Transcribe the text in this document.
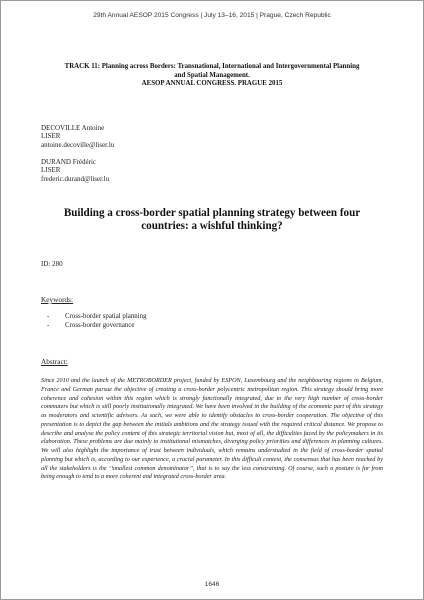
29th Annual AESOP 2015 Congress | July 13–16, 2015 | Prague, Czech Republic
TRACK 11: Planning across Borders: Transnational, International and Intergovernmental Planning
and Spatial Management.
AESOP ANNUAL CONGRESS. PRAGUE 2015
DECOVILLE Antoine
LISER
antoine.decoville@liser.lu
DURAND Frédéric
LISER
frederic.durand@liser.lu
Building a cross-border spatial planning strategy between four
countries: a wishful thinking?
ID: 280
Keywords:
-	Cross-border spatial planning
-	Cross-border governance
Abstract:
Since 2010 and the launch of the METROBORDER project, funded by ESPON, Luxembourg and the neighbouring regions in Belgium, France and German pursue the objective of creating a cross-border polycentric metropolitan region. This strategy should bring more coherence and cohesion within this region which is strongly functionally integrated, due to the very high number of cross-border commuters but which is still poorly institutionally integrated. We have been involved in the building of the economic part of this strategy as moderators and scientific advisors. As such, we were able to identify obstacles to cross-border cooperation. The objective of this presentation is to depict the gap between the initials ambitions and the strategy issued with the required critical distance. We propose to describe and analyse the policy content of this strategic territorial vision but, most of all, the difficulties faced by the policymakers in its elaboration. These problems are due mainly to institutional mismatches, diverging policy priorities and differences in planning cultures. We will also highlight the importance of trust between individuals, which remains understudied in the field of cross-border spatial planning but which is, according to our experience, a crucial parameter. In this difficult context, the consensus that has been reached by all the stakeholders is the ‘’smallest common denominator’’, that is to say the less constraining. Of course, such a posture is far from being enough to tend to a more coherent and integrated cross-border area.
1646
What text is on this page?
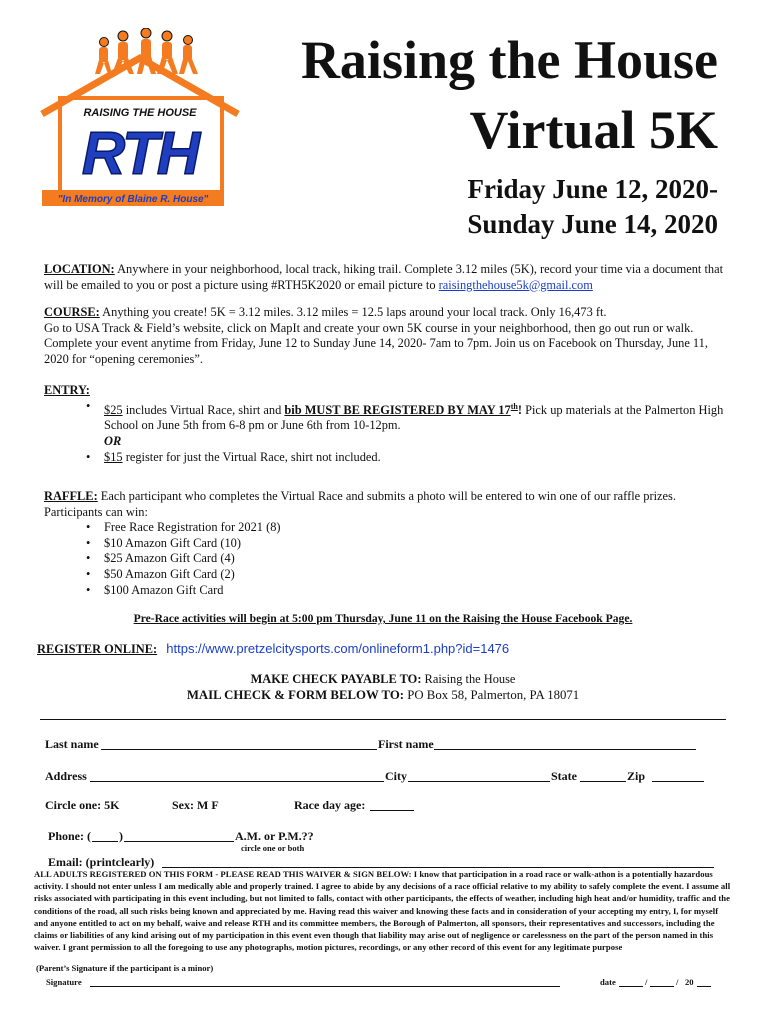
RAISING THE HOUSE
RTH
"In Memory of Blaine R. House"
Raising the House
Virtual 5K
Friday June 12, 2020-
Sunday June 14, 2020
LOCATION: Anywhere in your neighborhood, local track, hiking trail. Complete 3.12 miles (5K), record your time via a document that will be emailed to you or post a picture using #RTH5K2020 or email picture to raisingthehouse5k@gmail.com
COURSE: Anything you create! 5K = 3.12 miles. 3.12 miles = 12.5 laps around your local track. Only 16,473 ft.
Go to USA Track & Field’s website, click on MapIt and create your own 5K course in your neighborhood, then go out run or walk.
Complete your event anytime from Friday, June 12 to Sunday June 14, 2020- 7am to 7pm. Join us on Facebook on Thursday, June 11, 2020 for “opening ceremonies”.
ENTRY:
• $25 includes Virtual Race, shirt and bib MUST BE REGISTERED BY MAY 17th! Pick up materials at the Palmerton High School on June 5th from 6-8 pm or June 6th from 10-12pm.
OR
• $15 register for just the Virtual Race, shirt not included.
RAFFLE: Each participant who completes the Virtual Race and submits a photo will be entered to win one of our raffle prizes.
Participants can win:
• Free Race Registration for 2021 (8)
• $10 Amazon Gift Card (10)
• $25 Amazon Gift Card (4)
• $50 Amazon Gift Card (2)
• $100 Amazon Gift Card
Pre-Race activities will begin at 5:00 pm Thursday, June 11 on the Raising the House Facebook Page.
REGISTER ONLINE: https://www.pretzelcitysports.com/onlineform1.php?id=1476
MAKE CHECK PAYABLE TO: Raising the House
MAIL CHECK & FORM BELOW TO: PO Box 58, Palmerton, PA 18071
Last name	First name
Address	City	State	Zip
Circle one: 5K	Sex: M F	Race day age:
Phone: ( )	A.M. or P.M.??
circle one or both
Email: (printclearly)
ALL ADULTS REGISTERED ON THIS FORM - PLEASE READ THIS WAIVER & SIGN BELOW: I know that participation in a road race or walk-athon is a potentially hazardous activity. I should not enter unless I am medically able and properly trained. I agree to abide by any decisions of a race official relative to my ability to safely complete the event. I assume all risks associated with participating in this event including, but not limited to falls, contact with other participants, the effects of weather, including high heat and/or humidity, traffic and the conditions of the road, all such risks being known and appreciated by me. Having read this waiver and knowing these facts and in consideration of your accepting my entry, I, for myself and anyone entitled to act on my behalf, waive and release RTH and its committee members, the Borough of Palmerton, all sponsors, their representatives and successors, including the claims or liabilities of any kind arising out of my participation in this event even though that liability may arise out of negligence or carelessness on the part of the person named in this waiver. I grant permission to all the foregoing to use any photographs, motion pictures, recordings, or any other record of this event for any legitimate purpose
(Parent’s Signature if the participant is a minor)
Signature	date	/	/ 20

## [AIM]
The pictures in the entries should be left out; output everything else exactly.

## [RESULT FOR THIS TASK]
Transcribe the text in this document.
29th Annual AESOP 2015 Congress | July 13–16, 2015 | Prague, Czech Republic
TRACK 11: Planning across Borders: Transnational, International and Intergovernmental Planning
and Spatial Management.
AESOP ANNUAL CONGRESS. PRAGUE 2015
DECOVILLE Antoine
LISER
antoine.decoville@liser.lu
DURAND Frédéric
LISER
frederic.durand@liser.lu
Building a cross-border spatial planning strategy between four
countries: a wishful thinking?
ID: 280
Keywords:
-	Cross-border spatial planning
-	Cross-border governance
Abstract:
Since 2010 and the launch of the METROBORDER project, funded by ESPON, Luxembourg and the neighbouring regions in Belgium, France and German pursue the objective of creating a cross-border polycentric metropolitan region. This strategy should bring more coherence and cohesion within this region which is strongly functionally integrated, due to the very high number of cross-border commuters but which is still poorly institutionally integrated. We have been involved in the building of the economic part of this strategy as moderators and scientific advisors. As such, we were able to identify obstacles to cross-border cooperation. The objective of this presentation is to depict the gap between the initials ambitions and the strategy issued with the required critical distance. We propose to describe and analyse the policy content of this strategic territorial vision but, most of all, the difficulties faced by the policymakers in its elaboration. These problems are due mainly to institutional mismatches, diverging policy priorities and differences in planning cultures. We will also highlight the importance of trust between individuals, which remains understudied in the field of cross-border spatial planning but which is, according to our experience, a crucial parameter. In this difficult context, the consensus that has been reached by all the stakeholders is the ‘’smallest common denominator’’, that is to say the less constraining. Of course, such a posture is far from being enough to tend to a more coherent and integrated cross-border area.
1646
What text is on this page?
RAISING THE HOUSE
RTH
"In Memory of Blaine R. House"
Raising the House
Virtual 5K
Friday June 12, 2020-
Sunday June 14, 2020
LOCATION: Anywhere in your neighborhood, local track, hiking trail. Complete 3.12 miles (5K), record your time via a document that will be emailed to you or post a picture using #RTH5K2020 or email picture to raisingthehouse5k@gmail.com
COURSE: Anything you create! 5K = 3.12 miles. 3.12 miles = 12.5 laps around your local track. Only 16,473 ft.
Go to USA Track & Field’s website, click on MapIt and create your own 5K course in your neighborhood, then go out run or walk.
Complete your event anytime from Friday, June 12 to Sunday June 14, 2020- 7am to 7pm. Join us on Facebook on Thursday, June 11, 2020 for “opening ceremonies”.
ENTRY:
• $25 includes Virtual Race, shirt and bib MUST BE REGISTERED BY MAY 17th! Pick up materials at the Palmerton High School on June 5th from 6-8 pm or June 6th from 10-12pm.
OR
• $15 register for just the Virtual Race, shirt not included.
RAFFLE: Each participant who completes the Virtual Race and submits a photo will be entered to win one of our raffle prizes.
Participants can win:
• Free Race Registration for 2021 (8)
• $10 Amazon Gift Card (10)
• $25 Amazon Gift Card (4)
• $50 Amazon Gift Card (2)
• $100 Amazon Gift Card
Pre-Race activities will begin at 5:00 pm Thursday, June 11 on the Raising the House Facebook Page.
REGISTER ONLINE: https://www.pretzelcitysports.com/onlineform1.php?id=1476
MAKE CHECK PAYABLE TO: Raising the House
MAIL CHECK & FORM BELOW TO: PO Box 58, Palmerton, PA 18071
Last name	First name
Address	City	State	Zip
Circle one: 5K	Sex: M F	Race day age:
Phone: ( )	A.M. or P.M.??
circle one or both
Email: (printclearly)
ALL ADULTS REGISTERED ON THIS FORM - PLEASE READ THIS WAIVER & SIGN BELOW: I know that participation in a road race or walk-athon is a potentially hazardous activity. I should not enter unless I am medically able and properly trained. I agree to abide by any decisions of a race official relative to my ability to safely complete the event. I assume all risks associated with participating in this event including, but not limited to falls, contact with other participants, the effects of weather, including high heat and/or humidity, traffic and the conditions of the road, all such risks being known and appreciated by me. Having read this waiver and knowing these facts and in consideration of your accepting my entry, I, for myself and anyone entitled to act on my behalf, waive and release RTH and its committee members, the Borough of Palmerton, all sponsors, their representatives and successors, including the claims or liabilities of any kind arising out of my participation in this event even though that liability may arise out of negligence or carelessness on the part of the person named in this waiver. I grant permission to all the foregoing to use any photographs, motion pictures, recordings, or any other record of this event for any legitimate purpose
(Parent’s Signature if the participant is a minor)
Signature	date	/	/ 20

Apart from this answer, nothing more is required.